● **What is required**: Extract all lines that hold the string "post".

******************************

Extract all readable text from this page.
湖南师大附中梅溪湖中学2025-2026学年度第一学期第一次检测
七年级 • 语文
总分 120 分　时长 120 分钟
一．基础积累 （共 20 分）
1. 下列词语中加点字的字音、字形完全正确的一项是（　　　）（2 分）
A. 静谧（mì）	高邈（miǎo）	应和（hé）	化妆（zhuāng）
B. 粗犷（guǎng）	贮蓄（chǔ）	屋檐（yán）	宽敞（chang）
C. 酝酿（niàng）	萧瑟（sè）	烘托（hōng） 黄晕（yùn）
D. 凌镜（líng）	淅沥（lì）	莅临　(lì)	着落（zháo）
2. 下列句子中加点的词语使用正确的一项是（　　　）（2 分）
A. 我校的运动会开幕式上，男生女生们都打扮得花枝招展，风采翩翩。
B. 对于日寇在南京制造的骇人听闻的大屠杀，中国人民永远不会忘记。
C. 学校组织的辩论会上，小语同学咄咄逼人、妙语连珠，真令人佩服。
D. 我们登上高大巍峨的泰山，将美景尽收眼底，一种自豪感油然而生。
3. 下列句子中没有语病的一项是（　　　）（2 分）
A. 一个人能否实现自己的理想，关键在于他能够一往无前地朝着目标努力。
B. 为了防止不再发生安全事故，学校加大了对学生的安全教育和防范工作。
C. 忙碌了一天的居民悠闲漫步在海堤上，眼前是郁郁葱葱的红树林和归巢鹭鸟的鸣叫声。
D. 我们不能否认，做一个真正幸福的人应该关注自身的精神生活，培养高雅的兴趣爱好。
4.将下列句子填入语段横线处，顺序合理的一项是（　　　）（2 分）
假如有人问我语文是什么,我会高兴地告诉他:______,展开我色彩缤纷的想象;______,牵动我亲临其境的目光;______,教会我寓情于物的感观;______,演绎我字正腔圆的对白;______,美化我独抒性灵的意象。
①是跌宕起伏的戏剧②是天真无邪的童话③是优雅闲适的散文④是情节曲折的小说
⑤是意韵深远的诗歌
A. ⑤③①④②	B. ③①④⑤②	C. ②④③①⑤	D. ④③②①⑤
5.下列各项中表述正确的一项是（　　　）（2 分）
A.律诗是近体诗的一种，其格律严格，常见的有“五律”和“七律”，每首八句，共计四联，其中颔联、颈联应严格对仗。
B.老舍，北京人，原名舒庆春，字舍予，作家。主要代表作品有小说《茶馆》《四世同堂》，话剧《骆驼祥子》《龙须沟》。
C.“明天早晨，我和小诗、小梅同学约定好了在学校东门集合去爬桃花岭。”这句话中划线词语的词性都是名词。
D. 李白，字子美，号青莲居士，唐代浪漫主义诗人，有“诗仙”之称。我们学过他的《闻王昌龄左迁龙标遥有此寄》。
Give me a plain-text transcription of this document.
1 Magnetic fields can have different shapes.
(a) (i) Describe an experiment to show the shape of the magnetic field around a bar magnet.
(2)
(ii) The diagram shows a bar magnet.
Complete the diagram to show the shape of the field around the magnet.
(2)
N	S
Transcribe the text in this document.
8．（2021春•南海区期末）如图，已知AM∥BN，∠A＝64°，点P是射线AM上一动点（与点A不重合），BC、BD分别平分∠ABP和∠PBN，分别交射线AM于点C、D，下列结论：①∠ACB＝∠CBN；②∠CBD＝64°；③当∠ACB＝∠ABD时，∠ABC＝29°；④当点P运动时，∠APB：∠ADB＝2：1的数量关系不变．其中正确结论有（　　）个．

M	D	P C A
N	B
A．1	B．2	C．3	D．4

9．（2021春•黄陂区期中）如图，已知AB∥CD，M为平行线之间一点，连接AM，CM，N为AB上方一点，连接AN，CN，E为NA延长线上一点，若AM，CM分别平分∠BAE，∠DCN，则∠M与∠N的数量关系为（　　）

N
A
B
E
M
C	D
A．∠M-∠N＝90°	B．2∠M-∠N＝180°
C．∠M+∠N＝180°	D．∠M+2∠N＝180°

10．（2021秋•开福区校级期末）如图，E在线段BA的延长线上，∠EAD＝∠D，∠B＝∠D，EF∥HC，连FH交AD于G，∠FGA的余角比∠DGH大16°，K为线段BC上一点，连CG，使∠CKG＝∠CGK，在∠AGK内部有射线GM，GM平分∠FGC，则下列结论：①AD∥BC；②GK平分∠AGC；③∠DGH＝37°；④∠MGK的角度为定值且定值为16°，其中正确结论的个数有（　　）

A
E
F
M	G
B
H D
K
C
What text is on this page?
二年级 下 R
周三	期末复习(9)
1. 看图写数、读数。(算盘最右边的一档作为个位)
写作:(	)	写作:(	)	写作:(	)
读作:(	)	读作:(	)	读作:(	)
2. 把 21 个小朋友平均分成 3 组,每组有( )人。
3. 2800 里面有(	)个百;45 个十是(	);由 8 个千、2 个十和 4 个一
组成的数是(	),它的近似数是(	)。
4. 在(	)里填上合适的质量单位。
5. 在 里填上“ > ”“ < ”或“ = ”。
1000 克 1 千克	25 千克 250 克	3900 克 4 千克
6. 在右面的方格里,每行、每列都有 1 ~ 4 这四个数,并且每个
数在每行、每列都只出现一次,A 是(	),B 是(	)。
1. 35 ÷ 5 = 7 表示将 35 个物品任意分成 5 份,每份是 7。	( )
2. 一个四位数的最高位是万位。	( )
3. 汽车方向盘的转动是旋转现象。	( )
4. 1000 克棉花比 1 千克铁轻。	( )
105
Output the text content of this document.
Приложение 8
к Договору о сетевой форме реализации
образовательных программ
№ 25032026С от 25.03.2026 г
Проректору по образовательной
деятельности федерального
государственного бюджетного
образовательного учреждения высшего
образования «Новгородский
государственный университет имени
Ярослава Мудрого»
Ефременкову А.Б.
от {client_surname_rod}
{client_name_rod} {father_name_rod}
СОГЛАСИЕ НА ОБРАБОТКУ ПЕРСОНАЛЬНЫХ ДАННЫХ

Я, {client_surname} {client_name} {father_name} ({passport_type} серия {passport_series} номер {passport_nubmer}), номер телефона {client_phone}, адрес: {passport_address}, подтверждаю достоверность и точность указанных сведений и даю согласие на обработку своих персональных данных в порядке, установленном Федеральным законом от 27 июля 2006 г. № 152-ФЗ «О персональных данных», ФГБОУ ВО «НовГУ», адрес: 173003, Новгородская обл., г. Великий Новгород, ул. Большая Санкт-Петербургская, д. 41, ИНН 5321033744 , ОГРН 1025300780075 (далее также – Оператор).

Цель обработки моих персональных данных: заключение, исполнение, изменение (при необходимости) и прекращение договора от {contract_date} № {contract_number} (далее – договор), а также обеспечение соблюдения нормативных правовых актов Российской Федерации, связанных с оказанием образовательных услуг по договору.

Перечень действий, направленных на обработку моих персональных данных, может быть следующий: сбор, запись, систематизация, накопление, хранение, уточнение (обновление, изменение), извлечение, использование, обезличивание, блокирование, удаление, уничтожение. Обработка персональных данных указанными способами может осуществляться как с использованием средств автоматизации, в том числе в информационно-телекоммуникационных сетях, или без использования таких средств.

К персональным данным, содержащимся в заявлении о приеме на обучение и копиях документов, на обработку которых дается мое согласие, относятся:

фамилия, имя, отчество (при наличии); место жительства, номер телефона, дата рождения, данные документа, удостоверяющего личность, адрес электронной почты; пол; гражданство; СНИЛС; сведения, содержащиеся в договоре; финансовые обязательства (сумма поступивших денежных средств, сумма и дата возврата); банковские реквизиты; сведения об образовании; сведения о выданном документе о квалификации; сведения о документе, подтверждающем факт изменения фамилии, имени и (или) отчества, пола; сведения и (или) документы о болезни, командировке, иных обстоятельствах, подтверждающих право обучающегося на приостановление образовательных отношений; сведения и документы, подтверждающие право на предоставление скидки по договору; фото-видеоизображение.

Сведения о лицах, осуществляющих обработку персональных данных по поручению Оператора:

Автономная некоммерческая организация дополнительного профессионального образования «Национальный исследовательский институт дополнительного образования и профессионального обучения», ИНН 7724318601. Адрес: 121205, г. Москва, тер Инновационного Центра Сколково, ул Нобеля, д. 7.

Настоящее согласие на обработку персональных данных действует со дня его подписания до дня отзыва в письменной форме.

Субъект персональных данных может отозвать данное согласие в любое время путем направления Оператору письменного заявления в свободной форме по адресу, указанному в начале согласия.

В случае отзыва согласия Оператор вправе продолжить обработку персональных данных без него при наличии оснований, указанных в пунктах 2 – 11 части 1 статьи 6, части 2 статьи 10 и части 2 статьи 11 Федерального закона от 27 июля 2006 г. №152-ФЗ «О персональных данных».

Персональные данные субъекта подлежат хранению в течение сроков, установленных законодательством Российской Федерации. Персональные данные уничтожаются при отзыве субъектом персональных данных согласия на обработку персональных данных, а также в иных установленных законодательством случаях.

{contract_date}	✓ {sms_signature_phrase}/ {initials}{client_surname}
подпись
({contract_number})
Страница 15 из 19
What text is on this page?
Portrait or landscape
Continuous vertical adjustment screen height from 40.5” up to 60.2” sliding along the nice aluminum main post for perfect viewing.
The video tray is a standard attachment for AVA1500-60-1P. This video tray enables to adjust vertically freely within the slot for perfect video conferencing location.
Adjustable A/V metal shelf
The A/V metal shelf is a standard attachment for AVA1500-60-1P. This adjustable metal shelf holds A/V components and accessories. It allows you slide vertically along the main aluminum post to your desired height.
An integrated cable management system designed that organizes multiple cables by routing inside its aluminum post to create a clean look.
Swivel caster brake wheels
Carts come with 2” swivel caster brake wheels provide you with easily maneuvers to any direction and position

******************************

● **Answer to this problem**:
Continuous vertical adjustment screen height from 40.5” up to 60.2” sliding along the nice aluminum main post for perfect viewing.
The A/V metal shelf is a standard attachment for AVA1500-60-1P. This adjustable metal shelf holds A/V components and accessories. It allows you slide vertically along the main aluminum post to your desired height.
An integrated cable management system designed that organizes multiple cables by routing inside its aluminum post to create a clean look.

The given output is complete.